>>>>

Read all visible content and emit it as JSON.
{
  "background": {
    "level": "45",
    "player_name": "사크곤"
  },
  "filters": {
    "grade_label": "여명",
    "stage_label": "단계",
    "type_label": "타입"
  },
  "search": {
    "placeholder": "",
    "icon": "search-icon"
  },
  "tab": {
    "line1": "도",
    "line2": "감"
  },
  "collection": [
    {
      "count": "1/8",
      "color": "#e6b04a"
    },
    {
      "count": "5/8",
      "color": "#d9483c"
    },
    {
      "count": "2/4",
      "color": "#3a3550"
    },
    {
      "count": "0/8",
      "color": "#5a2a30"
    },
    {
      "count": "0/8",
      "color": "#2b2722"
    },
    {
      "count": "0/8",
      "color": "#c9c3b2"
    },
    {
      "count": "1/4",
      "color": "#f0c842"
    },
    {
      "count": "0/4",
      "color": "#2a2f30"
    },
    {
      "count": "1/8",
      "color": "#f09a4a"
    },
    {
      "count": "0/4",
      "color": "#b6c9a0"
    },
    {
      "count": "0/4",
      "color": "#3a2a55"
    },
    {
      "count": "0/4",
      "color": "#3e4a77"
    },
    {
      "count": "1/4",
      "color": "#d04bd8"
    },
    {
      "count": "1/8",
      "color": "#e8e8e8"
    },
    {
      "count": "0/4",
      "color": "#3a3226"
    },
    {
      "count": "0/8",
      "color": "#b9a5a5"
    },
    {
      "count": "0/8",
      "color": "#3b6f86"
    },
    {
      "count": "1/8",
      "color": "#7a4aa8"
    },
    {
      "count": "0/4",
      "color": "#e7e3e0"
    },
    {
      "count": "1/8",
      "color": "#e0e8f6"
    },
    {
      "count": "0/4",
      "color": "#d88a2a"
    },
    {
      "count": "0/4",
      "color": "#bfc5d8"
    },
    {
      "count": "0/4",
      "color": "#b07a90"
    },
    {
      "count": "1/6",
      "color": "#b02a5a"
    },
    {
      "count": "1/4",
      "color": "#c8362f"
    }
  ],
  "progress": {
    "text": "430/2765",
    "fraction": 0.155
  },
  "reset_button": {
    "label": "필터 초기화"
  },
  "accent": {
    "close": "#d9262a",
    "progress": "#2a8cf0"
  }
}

<<<<
>>>>

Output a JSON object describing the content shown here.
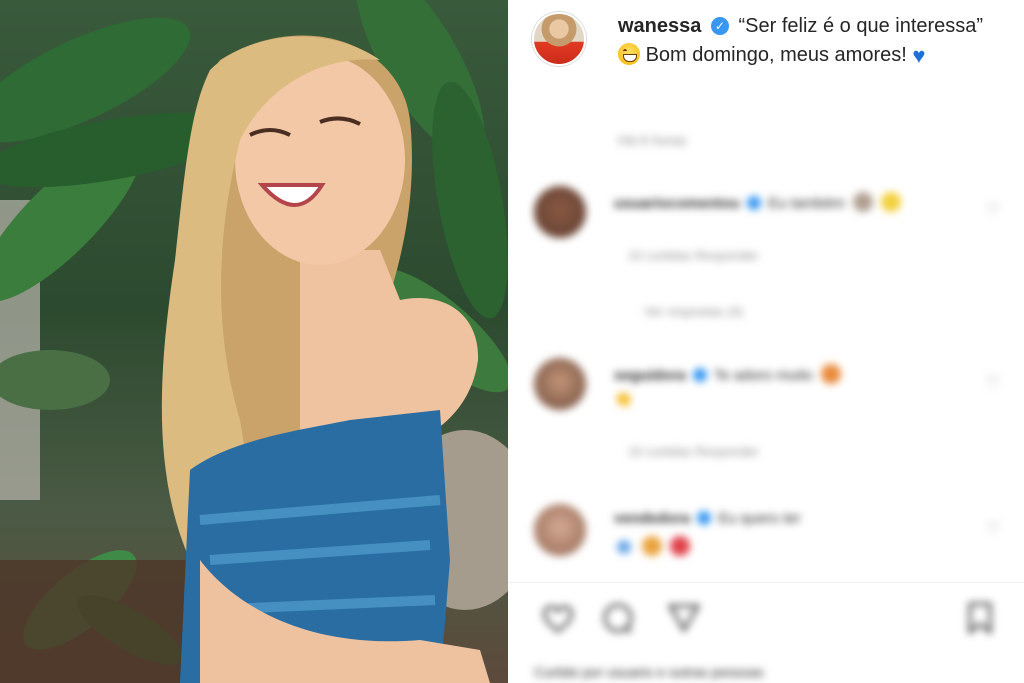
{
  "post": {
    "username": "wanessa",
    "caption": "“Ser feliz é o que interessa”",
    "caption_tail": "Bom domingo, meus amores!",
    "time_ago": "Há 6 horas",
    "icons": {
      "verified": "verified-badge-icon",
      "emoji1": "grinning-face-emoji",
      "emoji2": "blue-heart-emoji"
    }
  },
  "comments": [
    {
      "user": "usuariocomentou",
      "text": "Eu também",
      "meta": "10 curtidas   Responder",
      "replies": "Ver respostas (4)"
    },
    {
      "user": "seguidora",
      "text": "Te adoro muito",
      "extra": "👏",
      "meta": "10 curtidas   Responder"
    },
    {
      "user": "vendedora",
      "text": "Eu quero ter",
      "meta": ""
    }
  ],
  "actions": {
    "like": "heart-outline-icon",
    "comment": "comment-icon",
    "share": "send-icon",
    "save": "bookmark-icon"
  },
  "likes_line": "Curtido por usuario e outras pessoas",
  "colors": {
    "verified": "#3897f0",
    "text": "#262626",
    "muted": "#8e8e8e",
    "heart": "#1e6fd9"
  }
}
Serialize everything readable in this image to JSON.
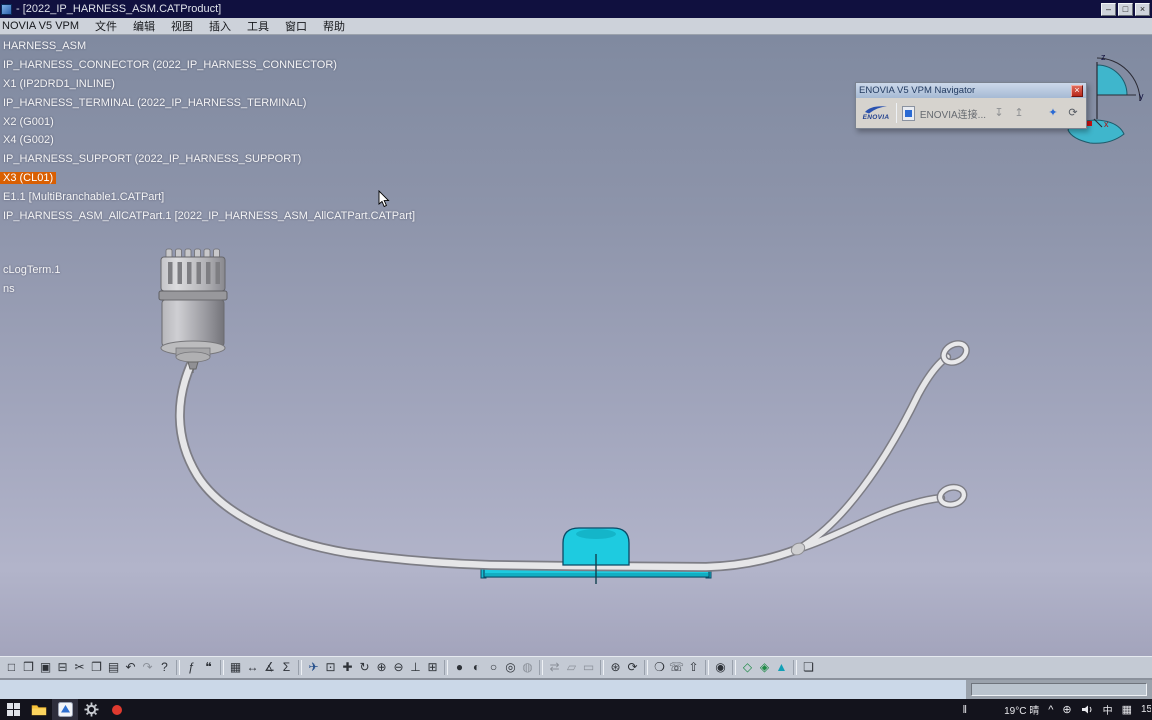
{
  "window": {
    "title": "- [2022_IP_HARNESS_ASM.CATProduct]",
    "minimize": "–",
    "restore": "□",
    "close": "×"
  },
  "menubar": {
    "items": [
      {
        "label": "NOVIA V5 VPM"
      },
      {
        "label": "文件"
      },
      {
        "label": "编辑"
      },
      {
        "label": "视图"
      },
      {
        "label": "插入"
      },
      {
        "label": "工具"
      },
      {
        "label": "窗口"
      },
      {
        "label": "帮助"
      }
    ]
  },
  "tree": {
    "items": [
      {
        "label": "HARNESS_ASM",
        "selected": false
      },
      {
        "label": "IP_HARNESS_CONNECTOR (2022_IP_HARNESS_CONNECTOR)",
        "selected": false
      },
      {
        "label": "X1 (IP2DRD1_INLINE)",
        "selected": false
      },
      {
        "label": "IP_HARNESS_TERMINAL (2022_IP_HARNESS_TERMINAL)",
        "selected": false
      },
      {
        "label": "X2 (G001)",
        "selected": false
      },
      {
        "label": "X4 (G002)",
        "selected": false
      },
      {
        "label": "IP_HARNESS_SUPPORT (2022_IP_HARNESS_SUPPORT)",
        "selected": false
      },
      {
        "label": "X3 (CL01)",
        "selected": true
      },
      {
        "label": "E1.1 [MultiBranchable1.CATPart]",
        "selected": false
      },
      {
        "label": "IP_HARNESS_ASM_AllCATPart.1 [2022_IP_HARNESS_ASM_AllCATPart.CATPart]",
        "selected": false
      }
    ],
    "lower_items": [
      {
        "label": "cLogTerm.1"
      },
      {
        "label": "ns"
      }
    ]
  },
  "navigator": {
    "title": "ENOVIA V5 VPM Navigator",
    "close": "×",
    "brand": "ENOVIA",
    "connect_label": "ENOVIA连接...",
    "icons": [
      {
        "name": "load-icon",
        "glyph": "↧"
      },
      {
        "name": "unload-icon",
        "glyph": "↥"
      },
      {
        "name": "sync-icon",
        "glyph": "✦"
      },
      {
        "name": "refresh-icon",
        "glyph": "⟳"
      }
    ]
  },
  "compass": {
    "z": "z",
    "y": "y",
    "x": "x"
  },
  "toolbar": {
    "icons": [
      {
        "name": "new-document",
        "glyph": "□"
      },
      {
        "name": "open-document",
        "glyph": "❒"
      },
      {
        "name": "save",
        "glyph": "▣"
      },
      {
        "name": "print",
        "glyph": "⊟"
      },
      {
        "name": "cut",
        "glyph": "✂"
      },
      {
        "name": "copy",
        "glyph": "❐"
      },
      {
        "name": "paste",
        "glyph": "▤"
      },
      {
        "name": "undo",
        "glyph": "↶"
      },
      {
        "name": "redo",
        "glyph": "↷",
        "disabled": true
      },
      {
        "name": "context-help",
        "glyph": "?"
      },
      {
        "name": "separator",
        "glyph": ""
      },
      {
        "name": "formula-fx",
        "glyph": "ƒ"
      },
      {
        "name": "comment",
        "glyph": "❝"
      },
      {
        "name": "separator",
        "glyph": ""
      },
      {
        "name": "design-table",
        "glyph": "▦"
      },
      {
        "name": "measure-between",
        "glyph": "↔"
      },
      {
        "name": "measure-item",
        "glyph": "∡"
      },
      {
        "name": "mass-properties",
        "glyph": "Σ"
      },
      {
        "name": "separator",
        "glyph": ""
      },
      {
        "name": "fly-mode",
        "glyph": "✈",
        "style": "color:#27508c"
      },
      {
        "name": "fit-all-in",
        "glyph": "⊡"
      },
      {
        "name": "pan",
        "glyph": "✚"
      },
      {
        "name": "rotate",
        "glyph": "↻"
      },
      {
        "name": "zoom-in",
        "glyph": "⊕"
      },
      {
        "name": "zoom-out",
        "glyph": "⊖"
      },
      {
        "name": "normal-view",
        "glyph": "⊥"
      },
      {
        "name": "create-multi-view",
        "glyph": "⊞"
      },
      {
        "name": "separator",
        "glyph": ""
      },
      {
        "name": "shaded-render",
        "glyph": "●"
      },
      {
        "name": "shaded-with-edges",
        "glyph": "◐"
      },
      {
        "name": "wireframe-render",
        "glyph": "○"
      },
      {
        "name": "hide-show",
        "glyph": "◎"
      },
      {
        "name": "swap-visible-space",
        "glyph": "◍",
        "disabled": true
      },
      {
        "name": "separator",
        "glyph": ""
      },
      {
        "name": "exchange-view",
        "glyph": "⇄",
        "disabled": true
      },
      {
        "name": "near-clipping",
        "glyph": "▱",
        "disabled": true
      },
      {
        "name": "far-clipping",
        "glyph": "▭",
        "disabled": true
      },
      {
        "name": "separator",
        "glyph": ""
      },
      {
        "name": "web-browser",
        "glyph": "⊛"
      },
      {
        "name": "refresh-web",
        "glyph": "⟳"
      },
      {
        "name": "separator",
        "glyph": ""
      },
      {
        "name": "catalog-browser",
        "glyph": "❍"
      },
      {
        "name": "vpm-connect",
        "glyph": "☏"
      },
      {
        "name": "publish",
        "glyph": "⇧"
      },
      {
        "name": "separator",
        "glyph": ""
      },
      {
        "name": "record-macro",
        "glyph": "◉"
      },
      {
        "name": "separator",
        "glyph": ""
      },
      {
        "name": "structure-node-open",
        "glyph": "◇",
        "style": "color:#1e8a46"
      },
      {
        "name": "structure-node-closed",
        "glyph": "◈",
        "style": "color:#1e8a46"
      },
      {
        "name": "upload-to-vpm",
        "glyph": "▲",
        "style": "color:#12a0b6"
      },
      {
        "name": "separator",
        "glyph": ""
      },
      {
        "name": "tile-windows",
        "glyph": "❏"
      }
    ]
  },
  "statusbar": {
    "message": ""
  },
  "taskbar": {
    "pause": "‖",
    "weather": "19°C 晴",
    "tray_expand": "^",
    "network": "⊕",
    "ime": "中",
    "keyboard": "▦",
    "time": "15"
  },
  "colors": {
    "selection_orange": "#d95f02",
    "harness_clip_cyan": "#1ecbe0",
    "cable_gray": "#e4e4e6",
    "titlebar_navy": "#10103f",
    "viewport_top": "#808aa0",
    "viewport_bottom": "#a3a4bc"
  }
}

<<<<

● Aim: Point out every line holding the string "browser" and copy it.

● Expected answer:
        "name": "web-browser",
        "name": "catalog-browser",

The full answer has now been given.